_Excerpted data_.
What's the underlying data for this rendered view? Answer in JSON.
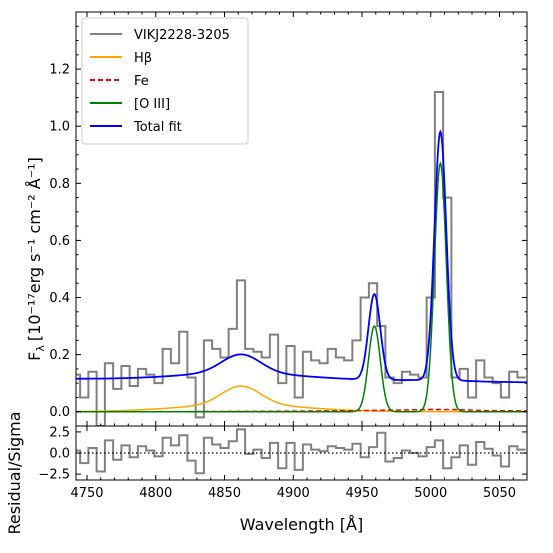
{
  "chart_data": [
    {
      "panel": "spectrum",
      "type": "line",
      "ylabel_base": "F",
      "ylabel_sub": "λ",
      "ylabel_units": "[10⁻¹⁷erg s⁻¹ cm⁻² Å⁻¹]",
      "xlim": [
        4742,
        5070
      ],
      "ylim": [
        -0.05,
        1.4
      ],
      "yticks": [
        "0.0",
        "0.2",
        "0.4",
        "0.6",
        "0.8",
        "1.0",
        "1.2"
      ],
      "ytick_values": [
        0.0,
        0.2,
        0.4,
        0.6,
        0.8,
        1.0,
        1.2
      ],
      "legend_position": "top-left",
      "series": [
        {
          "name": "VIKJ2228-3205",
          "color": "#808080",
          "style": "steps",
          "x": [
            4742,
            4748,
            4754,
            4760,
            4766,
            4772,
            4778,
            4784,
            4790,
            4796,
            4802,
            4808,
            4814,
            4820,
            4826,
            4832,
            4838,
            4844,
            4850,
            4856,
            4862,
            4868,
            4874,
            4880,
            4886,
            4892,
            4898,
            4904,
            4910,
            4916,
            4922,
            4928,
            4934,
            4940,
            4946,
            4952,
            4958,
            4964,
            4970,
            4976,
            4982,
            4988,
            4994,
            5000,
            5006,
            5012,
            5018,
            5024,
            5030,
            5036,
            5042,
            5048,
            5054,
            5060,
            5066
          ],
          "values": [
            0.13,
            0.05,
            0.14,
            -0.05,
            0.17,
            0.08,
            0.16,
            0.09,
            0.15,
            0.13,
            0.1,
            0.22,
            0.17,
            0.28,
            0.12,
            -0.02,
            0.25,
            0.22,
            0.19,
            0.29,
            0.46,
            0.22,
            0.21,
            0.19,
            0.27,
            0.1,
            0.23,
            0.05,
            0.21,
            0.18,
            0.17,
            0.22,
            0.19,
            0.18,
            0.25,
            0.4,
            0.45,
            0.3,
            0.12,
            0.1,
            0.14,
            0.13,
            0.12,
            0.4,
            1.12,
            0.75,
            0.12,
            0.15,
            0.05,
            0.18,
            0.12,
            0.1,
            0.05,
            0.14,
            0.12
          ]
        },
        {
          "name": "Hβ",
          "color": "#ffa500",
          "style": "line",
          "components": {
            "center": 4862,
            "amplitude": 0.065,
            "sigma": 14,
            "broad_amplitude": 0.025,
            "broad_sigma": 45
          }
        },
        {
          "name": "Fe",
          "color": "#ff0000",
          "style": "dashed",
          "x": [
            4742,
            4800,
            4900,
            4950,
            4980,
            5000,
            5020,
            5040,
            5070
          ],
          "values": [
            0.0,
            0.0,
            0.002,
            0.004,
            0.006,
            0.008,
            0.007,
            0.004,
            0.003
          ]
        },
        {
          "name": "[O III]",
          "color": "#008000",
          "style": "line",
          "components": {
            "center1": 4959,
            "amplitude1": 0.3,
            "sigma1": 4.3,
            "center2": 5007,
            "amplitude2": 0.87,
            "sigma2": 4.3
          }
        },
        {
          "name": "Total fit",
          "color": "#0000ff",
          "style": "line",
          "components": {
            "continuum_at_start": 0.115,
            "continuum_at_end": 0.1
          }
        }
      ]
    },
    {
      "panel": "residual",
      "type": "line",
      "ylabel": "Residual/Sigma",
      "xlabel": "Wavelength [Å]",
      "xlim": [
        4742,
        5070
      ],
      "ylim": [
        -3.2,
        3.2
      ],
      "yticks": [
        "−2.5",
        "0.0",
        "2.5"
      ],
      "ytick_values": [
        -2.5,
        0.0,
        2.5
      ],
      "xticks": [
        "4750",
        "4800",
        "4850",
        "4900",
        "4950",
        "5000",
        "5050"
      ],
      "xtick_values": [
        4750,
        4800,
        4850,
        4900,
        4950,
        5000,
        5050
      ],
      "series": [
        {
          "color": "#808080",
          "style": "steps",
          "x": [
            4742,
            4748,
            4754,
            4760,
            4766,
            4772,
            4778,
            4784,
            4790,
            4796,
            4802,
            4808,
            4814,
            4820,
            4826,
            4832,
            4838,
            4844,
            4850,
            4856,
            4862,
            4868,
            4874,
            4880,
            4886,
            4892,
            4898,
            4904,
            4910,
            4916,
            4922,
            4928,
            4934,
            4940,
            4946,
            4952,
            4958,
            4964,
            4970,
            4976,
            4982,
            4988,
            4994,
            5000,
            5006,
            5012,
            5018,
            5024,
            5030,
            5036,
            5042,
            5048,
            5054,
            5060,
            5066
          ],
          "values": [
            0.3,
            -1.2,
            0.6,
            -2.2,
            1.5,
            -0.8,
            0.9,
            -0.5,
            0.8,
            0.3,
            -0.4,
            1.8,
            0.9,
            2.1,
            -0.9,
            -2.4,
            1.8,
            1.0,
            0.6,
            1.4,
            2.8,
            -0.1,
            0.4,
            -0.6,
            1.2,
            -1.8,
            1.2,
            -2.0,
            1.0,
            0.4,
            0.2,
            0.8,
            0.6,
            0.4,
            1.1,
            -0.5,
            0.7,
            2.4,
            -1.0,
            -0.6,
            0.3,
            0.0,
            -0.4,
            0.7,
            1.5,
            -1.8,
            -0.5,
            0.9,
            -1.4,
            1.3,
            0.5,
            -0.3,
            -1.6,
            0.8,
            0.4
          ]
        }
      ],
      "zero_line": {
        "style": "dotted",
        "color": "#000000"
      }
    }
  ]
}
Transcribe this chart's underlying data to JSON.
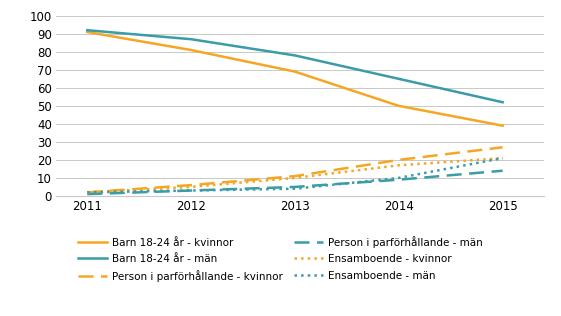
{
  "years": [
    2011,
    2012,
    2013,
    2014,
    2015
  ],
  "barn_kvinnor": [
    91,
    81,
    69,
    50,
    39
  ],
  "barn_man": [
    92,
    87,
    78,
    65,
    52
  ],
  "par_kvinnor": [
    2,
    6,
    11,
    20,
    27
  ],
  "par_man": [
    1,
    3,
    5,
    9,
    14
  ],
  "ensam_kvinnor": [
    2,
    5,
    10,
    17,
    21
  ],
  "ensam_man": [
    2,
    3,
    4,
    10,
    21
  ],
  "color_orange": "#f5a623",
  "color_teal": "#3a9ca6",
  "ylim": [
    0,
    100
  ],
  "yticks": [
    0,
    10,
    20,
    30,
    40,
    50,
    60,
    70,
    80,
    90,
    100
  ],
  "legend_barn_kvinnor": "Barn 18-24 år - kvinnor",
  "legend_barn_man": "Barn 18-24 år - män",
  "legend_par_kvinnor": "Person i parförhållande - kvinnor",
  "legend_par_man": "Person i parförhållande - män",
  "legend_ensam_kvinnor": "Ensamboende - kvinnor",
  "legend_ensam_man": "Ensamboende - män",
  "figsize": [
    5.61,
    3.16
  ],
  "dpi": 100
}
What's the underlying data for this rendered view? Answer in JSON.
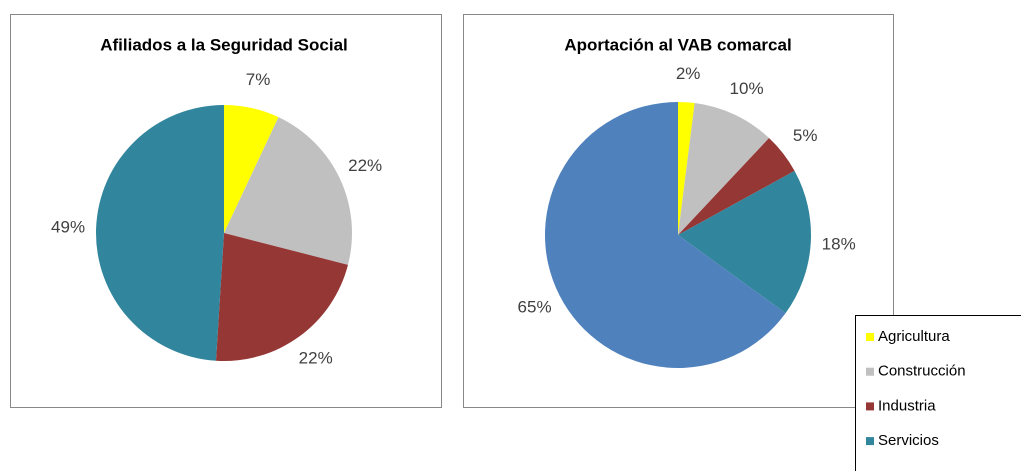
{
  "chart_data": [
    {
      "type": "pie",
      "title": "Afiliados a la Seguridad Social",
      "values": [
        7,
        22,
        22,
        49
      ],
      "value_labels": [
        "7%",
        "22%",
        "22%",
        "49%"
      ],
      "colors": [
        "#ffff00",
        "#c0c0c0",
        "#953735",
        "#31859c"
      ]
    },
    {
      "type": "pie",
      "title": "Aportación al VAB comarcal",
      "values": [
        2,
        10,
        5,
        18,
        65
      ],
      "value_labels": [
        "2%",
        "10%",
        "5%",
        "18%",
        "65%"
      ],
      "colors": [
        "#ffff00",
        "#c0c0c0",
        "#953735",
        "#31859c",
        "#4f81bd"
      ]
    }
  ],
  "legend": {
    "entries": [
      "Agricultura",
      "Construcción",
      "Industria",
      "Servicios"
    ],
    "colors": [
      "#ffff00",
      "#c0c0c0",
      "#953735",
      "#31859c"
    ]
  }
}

_Exercise objective_. Each record above should come back exactly the same, only without its pictures.

_Full response_.
What's the underlying data for this rendered view? Answer in JSON.
{
  "chart_data": [
    {
      "panel": "spectrum",
      "type": "line",
      "ylabel_base": "F",
      "ylabel_sub": "λ",
      "ylabel_units": "[10⁻¹⁷erg s⁻¹ cm⁻² Å⁻¹]",
      "xlim": [
        4742,
        5070
      ],
      "ylim": [
        -0.05,
        1.4
      ],
      "yticks": [
        "0.0",
        "0.2",
        "0.4",
        "0.6",
        "0.8",
        "1.0",
        "1.2"
      ],
      "ytick_values": [
        0.0,
        0.2,
        0.4,
        0.6,
        0.8,
        1.0,
        1.2
      ],
      "legend_position": "top-left",
      "series": [
        {
          "name": "VIKJ2228-3205",
          "color": "#808080",
          "style": "steps",
          "x": [
            4742,
            4748,
            4754,
            4760,
            4766,
            4772,
            4778,
            4784,
            4790,
            4796,
            4802,
            4808,
            4814,
            4820,
            4826,
            4832,
            4838,
            4844,
            4850,
            4856,
            4862,
            4868,
            4874,
            4880,
            4886,
            4892,
            4898,
            4904,
            4910,
            4916,
            4922,
            4928,
            4934,
            4940,
            4946,
            4952,
            4958,
            4964,
            4970,
            4976,
            4982,
            4988,
            4994,
            5000,
            5006,
            5012,
            5018,
            5024,
            5030,
            5036,
            5042,
            5048,
            5054,
            5060,
            5066
          ],
          "values": [
            0.13,
            0.05,
            0.14,
            -0.05,
            0.17,
            0.08,
            0.16,
            0.09,
            0.15,
            0.13,
            0.1,
            0.22,
            0.17,
            0.28,
            0.12,
            -0.02,
            0.25,
            0.22,
            0.19,
            0.29,
            0.46,
            0.22,
            0.21,
            0.19,
            0.27,
            0.1,
            0.23,
            0.05,
            0.21,
            0.18,
            0.17,
            0.22,
            0.19,
            0.18,
            0.25,
            0.4,
            0.45,
            0.3,
            0.12,
            0.1,
            0.14,
            0.13,
            0.12,
            0.4,
            1.12,
            0.75,
            0.12,
            0.15,
            0.05,
            0.18,
            0.12,
            0.1,
            0.05,
            0.14,
            0.12
          ]
        },
        {
          "name": "Hβ",
          "color": "#ffa500",
          "style": "line",
          "components": {
            "center": 4862,
            "amplitude": 0.065,
            "sigma": 14,
            "broad_amplitude": 0.025,
            "broad_sigma": 45
          }
        },
        {
          "name": "Fe",
          "color": "#ff0000",
          "style": "dashed",
          "x": [
            4742,
            4800,
            4900,
            4950,
            4980,
            5000,
            5020,
            5040,
            5070
          ],
          "values": [
            0.0,
            0.0,
            0.002,
            0.004,
            0.006,
            0.008,
            0.007,
            0.004,
            0.003
          ]
        },
        {
          "name": "[O III]",
          "color": "#008000",
          "style": "line",
          "components": {
            "center1": 4959,
            "amplitude1": 0.3,
            "sigma1": 4.3,
            "center2": 5007,
            "amplitude2": 0.87,
            "sigma2": 4.3
          }
        },
        {
          "name": "Total fit",
          "color": "#0000ff",
          "style": "line",
          "components": {
            "continuum_at_start": 0.115,
            "continuum_at_end": 0.1
          }
        }
      ]
    },
    {
      "panel": "residual",
      "type": "line",
      "ylabel": "Residual/Sigma",
      "xlabel": "Wavelength [Å]",
      "xlim": [
        4742,
        5070
      ],
      "ylim": [
        -3.2,
        3.2
      ],
      "yticks": [
        "−2.5",
        "0.0",
        "2.5"
      ],
      "ytick_values": [
        -2.5,
        0.0,
        2.5
      ],
      "xticks": [
        "4750",
        "4800",
        "4850",
        "4900",
        "4950",
        "5000",
        "5050"
      ],
      "xtick_values": [
        4750,
        4800,
        4850,
        4900,
        4950,
        5000,
        5050
      ],
      "series": [
        {
          "color": "#808080",
          "style": "steps",
          "x": [
            4742,
            4748,
            4754,
            4760,
            4766,
            4772,
            4778,
            4784,
            4790,
            4796,
            4802,
            4808,
            4814,
            4820,
            4826,
            4832,
            4838,
            4844,
            4850,
            4856,
            4862,
            4868,
            4874,
            4880,
            4886,
            4892,
            4898,
            4904,
            4910,
            4916,
            4922,
            4928,
            4934,
            4940,
            4946,
            4952,
            4958,
            4964,
            4970,
            4976,
            4982,
            4988,
            4994,
            5000,
            5006,
            5012,
            5018,
            5024,
            5030,
            5036,
            5042,
            5048,
            5054,
            5060,
            5066
          ],
          "values": [
            0.3,
            -1.2,
            0.6,
            -2.2,
            1.5,
            -0.8,
            0.9,
            -0.5,
            0.8,
            0.3,
            -0.4,
            1.8,
            0.9,
            2.1,
            -0.9,
            -2.4,
            1.8,
            1.0,
            0.6,
            1.4,
            2.8,
            -0.1,
            0.4,
            -0.6,
            1.2,
            -1.8,
            1.2,
            -2.0,
            1.0,
            0.4,
            0.2,
            0.8,
            0.6,
            0.4,
            1.1,
            -0.5,
            0.7,
            2.4,
            -1.0,
            -0.6,
            0.3,
            0.0,
            -0.4,
            0.7,
            1.5,
            -1.8,
            -0.5,
            0.9,
            -1.4,
            1.3,
            0.5,
            -0.3,
            -1.6,
            0.8,
            0.4
          ]
        }
      ],
      "zero_line": {
        "style": "dotted",
        "color": "#000000"
      }
    }
  ]
}
Transcribe this chart's underlying data to JSON.
{
  "years": [
    2011,
    2012,
    2013,
    2014,
    2015
  ],
  "barn_kvinnor": [
    91,
    81,
    69,
    50,
    39
  ],
  "barn_man": [
    92,
    87,
    78,
    65,
    52
  ],
  "par_kvinnor": [
    2,
    6,
    11,
    20,
    27
  ],
  "par_man": [
    1,
    3,
    5,
    9,
    14
  ],
  "ensam_kvinnor": [
    2,
    5,
    10,
    17,
    21
  ],
  "ensam_man": [
    2,
    3,
    4,
    10,
    21
  ],
  "color_orange": "#f5a623",
  "color_teal": "#3a9ca6",
  "ylim": [
    0,
    100
  ],
  "yticks": [
    0,
    10,
    20,
    30,
    40,
    50,
    60,
    70,
    80,
    90,
    100
  ],
  "legend_barn_kvinnor": "Barn 18-24 år - kvinnor",
  "legend_barn_man": "Barn 18-24 år - män",
  "legend_par_kvinnor": "Person i parförhållande - kvinnor",
  "legend_par_man": "Person i parförhållande - män",
  "legend_ensam_kvinnor": "Ensamboende - kvinnor",
  "legend_ensam_man": "Ensamboende - män",
  "figsize": [
    5.61,
    3.16
  ],
  "dpi": 100
}
What's the underlying data for this rendered view? Answer in JSON.
{
  "chart_data": [
    {
      "type": "pie",
      "title": "Afiliados a la Seguridad Social",
      "values": [
        7,
        22,
        22,
        49
      ],
      "value_labels": [
        "7%",
        "22%",
        "22%",
        "49%"
      ],
      "colors": [
        "#ffff00",
        "#c0c0c0",
        "#953735",
        "#31859c"
      ]
    },
    {
      "type": "pie",
      "title": "Aportación al VAB comarcal",
      "values": [
        2,
        10,
        5,
        18,
        65
      ],
      "value_labels": [
        "2%",
        "10%",
        "5%",
        "18%",
        "65%"
      ],
      "colors": [
        "#ffff00",
        "#c0c0c0",
        "#953735",
        "#31859c",
        "#4f81bd"
      ]
    }
  ],
  "legend": {
    "entries": [
      "Agricultura",
      "Construcción",
      "Industria",
      "Servicios"
    ],
    "colors": [
      "#ffff00",
      "#c0c0c0",
      "#953735",
      "#31859c"
    ]
  }
}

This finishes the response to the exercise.